Excerpts from a layout annotation set
"""
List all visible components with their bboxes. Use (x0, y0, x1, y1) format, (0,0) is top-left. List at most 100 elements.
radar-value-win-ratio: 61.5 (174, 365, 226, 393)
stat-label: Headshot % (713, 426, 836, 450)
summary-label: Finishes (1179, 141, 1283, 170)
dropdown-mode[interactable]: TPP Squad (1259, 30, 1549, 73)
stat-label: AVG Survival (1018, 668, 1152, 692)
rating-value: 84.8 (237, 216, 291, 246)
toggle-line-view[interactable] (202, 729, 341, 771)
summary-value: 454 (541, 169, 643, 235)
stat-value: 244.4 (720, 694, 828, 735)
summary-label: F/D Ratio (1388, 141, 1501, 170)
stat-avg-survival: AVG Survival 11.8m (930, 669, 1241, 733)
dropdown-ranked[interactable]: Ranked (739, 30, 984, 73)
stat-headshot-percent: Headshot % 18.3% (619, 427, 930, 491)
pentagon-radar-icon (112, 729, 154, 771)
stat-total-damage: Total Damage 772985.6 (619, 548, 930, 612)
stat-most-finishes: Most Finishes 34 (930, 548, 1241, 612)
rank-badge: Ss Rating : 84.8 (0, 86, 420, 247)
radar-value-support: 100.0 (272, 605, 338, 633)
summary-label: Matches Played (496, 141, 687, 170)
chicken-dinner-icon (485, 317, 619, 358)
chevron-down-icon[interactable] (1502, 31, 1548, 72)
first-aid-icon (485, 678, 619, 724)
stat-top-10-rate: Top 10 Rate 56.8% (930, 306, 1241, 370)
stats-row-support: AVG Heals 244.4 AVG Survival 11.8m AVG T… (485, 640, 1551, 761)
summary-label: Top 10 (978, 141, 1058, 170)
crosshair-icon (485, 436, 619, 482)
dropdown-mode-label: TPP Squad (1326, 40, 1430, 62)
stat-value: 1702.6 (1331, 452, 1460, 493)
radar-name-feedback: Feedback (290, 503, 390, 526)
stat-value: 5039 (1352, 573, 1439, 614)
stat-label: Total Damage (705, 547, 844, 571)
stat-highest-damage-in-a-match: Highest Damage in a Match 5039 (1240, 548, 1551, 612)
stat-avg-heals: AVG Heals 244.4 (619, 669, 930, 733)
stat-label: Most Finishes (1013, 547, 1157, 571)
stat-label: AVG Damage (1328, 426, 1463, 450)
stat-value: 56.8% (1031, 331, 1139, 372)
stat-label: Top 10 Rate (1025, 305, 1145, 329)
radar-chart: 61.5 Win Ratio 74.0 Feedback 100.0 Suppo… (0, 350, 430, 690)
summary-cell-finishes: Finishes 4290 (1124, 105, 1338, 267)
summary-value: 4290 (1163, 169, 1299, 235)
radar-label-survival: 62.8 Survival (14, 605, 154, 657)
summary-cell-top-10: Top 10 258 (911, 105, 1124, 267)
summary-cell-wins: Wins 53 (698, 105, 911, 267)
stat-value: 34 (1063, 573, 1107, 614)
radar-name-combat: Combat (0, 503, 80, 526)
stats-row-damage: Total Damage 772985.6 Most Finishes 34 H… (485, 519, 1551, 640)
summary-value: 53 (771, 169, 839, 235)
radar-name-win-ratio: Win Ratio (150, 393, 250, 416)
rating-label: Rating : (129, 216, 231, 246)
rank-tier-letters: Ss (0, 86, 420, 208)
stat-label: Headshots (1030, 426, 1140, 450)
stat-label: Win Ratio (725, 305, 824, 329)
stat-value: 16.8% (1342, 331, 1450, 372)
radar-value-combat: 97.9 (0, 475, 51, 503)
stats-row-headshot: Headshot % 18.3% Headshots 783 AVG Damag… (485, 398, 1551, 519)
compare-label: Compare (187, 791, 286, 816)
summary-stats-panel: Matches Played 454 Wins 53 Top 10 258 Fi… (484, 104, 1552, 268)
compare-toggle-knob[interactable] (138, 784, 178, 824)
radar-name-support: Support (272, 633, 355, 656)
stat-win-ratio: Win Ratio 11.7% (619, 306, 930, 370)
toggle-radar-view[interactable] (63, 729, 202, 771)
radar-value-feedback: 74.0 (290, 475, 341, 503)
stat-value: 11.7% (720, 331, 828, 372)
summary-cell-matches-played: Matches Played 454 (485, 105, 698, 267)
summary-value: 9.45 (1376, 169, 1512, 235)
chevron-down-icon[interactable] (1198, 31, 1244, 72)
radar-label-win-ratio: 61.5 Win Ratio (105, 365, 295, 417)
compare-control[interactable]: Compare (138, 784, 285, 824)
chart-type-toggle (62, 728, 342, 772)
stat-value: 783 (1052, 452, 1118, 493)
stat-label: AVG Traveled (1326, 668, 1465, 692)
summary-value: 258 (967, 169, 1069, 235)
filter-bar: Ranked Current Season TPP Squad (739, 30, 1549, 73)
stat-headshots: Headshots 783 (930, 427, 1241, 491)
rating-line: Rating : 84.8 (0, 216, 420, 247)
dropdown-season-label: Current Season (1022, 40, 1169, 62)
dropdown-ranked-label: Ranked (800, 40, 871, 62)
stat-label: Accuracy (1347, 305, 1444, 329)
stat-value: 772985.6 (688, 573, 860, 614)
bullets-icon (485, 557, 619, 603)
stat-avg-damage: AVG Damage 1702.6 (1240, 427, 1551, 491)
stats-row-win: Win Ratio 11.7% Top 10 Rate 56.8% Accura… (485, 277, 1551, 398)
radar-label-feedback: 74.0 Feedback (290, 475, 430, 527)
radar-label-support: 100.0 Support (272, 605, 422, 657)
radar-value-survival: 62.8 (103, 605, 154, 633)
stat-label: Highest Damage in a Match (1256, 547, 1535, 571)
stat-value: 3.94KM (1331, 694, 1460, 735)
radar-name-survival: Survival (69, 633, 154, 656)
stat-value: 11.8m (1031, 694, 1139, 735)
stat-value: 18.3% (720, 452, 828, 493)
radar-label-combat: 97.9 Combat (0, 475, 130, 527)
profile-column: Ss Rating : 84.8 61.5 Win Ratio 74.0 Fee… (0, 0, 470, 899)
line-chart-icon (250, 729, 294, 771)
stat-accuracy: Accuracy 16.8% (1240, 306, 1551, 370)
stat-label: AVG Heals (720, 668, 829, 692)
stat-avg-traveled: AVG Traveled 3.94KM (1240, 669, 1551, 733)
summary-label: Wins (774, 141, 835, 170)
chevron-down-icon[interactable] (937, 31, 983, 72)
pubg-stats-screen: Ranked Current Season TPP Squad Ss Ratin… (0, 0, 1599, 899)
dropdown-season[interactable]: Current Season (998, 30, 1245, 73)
"""
Copy every one of the rows above without changing a single character.

Expected answer ::
List all visible components with their bboxes. Use (x0, y0, x1, y1) format, (0,0) is top-left. List at most 100 elements.
radar-value-win-ratio: 61.5 (174, 365, 226, 393)
stat-label: Headshot % (713, 426, 836, 450)
summary-label: Finishes (1179, 141, 1283, 170)
dropdown-mode[interactable]: TPP Squad (1259, 30, 1549, 73)
stat-label: AVG Survival (1018, 668, 1152, 692)
rating-value: 84.8 (237, 216, 291, 246)
toggle-line-view[interactable] (202, 729, 341, 771)
summary-value: 454 (541, 169, 643, 235)
stat-value: 244.4 (720, 694, 828, 735)
summary-label: F/D Ratio (1388, 141, 1501, 170)
stat-avg-survival: AVG Survival 11.8m (930, 669, 1241, 733)
dropdown-ranked[interactable]: Ranked (739, 30, 984, 73)
stat-headshot-percent: Headshot % 18.3% (619, 427, 930, 491)
pentagon-radar-icon (112, 729, 154, 771)
stat-total-damage: Total Damage 772985.6 (619, 548, 930, 612)
stat-most-finishes: Most Finishes 34 (930, 548, 1241, 612)
rank-badge: Ss Rating : 84.8 (0, 86, 420, 247)
radar-value-support: 100.0 (272, 605, 338, 633)
summary-label: Matches Played (496, 141, 687, 170)
chicken-dinner-icon (485, 317, 619, 358)
chevron-down-icon[interactable] (1502, 31, 1548, 72)
first-aid-icon (485, 678, 619, 724)
stat-top-10-rate: Top 10 Rate 56.8% (930, 306, 1241, 370)
stats-row-support: AVG Heals 244.4 AVG Survival 11.8m AVG T… (485, 640, 1551, 761)
summary-label: Top 10 (978, 141, 1058, 170)
crosshair-icon (485, 436, 619, 482)
dropdown-mode-label: TPP Squad (1326, 40, 1430, 62)
stat-value: 1702.6 (1331, 452, 1460, 493)
radar-name-feedback: Feedback (290, 503, 390, 526)
stat-value: 5039 (1352, 573, 1439, 614)
stat-label: Total Damage (705, 547, 844, 571)
stat-highest-damage-in-a-match: Highest Damage in a Match 5039 (1240, 548, 1551, 612)
stat-avg-heals: AVG Heals 244.4 (619, 669, 930, 733)
stat-label: Most Finishes (1013, 547, 1157, 571)
stat-label: AVG Damage (1328, 426, 1463, 450)
stat-value: 56.8% (1031, 331, 1139, 372)
stat-label: Top 10 Rate (1025, 305, 1145, 329)
radar-chart: 61.5 Win Ratio 74.0 Feedback 100.0 Suppo… (0, 350, 430, 690)
summary-cell-finishes: Finishes 4290 (1124, 105, 1338, 267)
summary-value: 4290 (1163, 169, 1299, 235)
radar-label-survival: 62.8 Survival (14, 605, 154, 657)
summary-cell-top-10: Top 10 258 (911, 105, 1124, 267)
summary-cell-wins: Wins 53 (698, 105, 911, 267)
stat-value: 34 (1063, 573, 1107, 614)
radar-name-combat: Combat (0, 503, 80, 526)
stats-row-damage: Total Damage 772985.6 Most Finishes 34 H… (485, 519, 1551, 640)
summary-value: 53 (771, 169, 839, 235)
radar-name-win-ratio: Win Ratio (150, 393, 250, 416)
rating-label: Rating : (129, 216, 231, 246)
rank-tier-letters: Ss (0, 86, 420, 208)
stat-label: Headshots (1030, 426, 1140, 450)
stat-label: Win Ratio (725, 305, 824, 329)
stat-value: 16.8% (1342, 331, 1450, 372)
radar-value-combat: 97.9 (0, 475, 51, 503)
stats-row-headshot: Headshot % 18.3% Headshots 783 AVG Damag… (485, 398, 1551, 519)
compare-label: Compare (187, 791, 286, 816)
summary-stats-panel: Matches Played 454 Wins 53 Top 10 258 Fi… (484, 104, 1552, 268)
compare-toggle-knob[interactable] (138, 784, 178, 824)
radar-name-support: Support (272, 633, 355, 656)
stat-win-ratio: Win Ratio 11.7% (619, 306, 930, 370)
toggle-radar-view[interactable] (63, 729, 202, 771)
radar-value-feedback: 74.0 (290, 475, 341, 503)
stat-value: 11.7% (720, 331, 828, 372)
summary-cell-matches-played: Matches Played 454 (485, 105, 698, 267)
summary-value: 9.45 (1376, 169, 1512, 235)
chevron-down-icon[interactable] (1198, 31, 1244, 72)
radar-label-win-ratio: 61.5 Win Ratio (105, 365, 295, 417)
compare-control[interactable]: Compare (138, 784, 285, 824)
chart-type-toggle (62, 728, 342, 772)
stat-value: 783 (1052, 452, 1118, 493)
stat-label: AVG Traveled (1326, 668, 1465, 692)
summary-value: 258 (967, 169, 1069, 235)
filter-bar: Ranked Current Season TPP Squad (739, 30, 1549, 73)
stat-headshots: Headshots 783 (930, 427, 1241, 491)
rating-line: Rating : 84.8 (0, 216, 420, 247)
dropdown-season-label: Current Season (1022, 40, 1169, 62)
dropdown-ranked-label: Ranked (800, 40, 871, 62)
stat-label: Accuracy (1347, 305, 1444, 329)
stat-value: 772985.6 (688, 573, 860, 614)
bullets-icon (485, 557, 619, 603)
stat-avg-damage: AVG Damage 1702.6 (1240, 427, 1551, 491)
stats-row-win: Win Ratio 11.7% Top 10 Rate 56.8% Accura… (485, 277, 1551, 398)
radar-label-feedback: 74.0 Feedback (290, 475, 430, 527)
radar-label-support: 100.0 Support (272, 605, 422, 657)
radar-value-survival: 62.8 (103, 605, 154, 633)
stat-label: Highest Damage in a Match (1256, 547, 1535, 571)
stat-value: 3.94KM (1331, 694, 1460, 735)
radar-name-survival: Survival (69, 633, 154, 656)
stat-value: 11.8m (1031, 694, 1139, 735)
stat-value: 18.3% (720, 452, 828, 493)
radar-label-combat: 97.9 Combat (0, 475, 130, 527)
profile-column: Ss Rating : 84.8 61.5 Win Ratio 74.0 Fee… (0, 0, 470, 899)
line-chart-icon (250, 729, 294, 771)
stat-accuracy: Accuracy 16.8% (1240, 306, 1551, 370)
stat-label: AVG Heals (720, 668, 829, 692)
stat-avg-traveled: AVG Traveled 3.94KM (1240, 669, 1551, 733)
summary-label: Wins (774, 141, 835, 170)
chevron-down-icon[interactable] (937, 31, 983, 72)
pubg-stats-screen: Ranked Current Season TPP Squad Ss Ratin… (0, 0, 1599, 899)
dropdown-season[interactable]: Current Season (998, 30, 1245, 73)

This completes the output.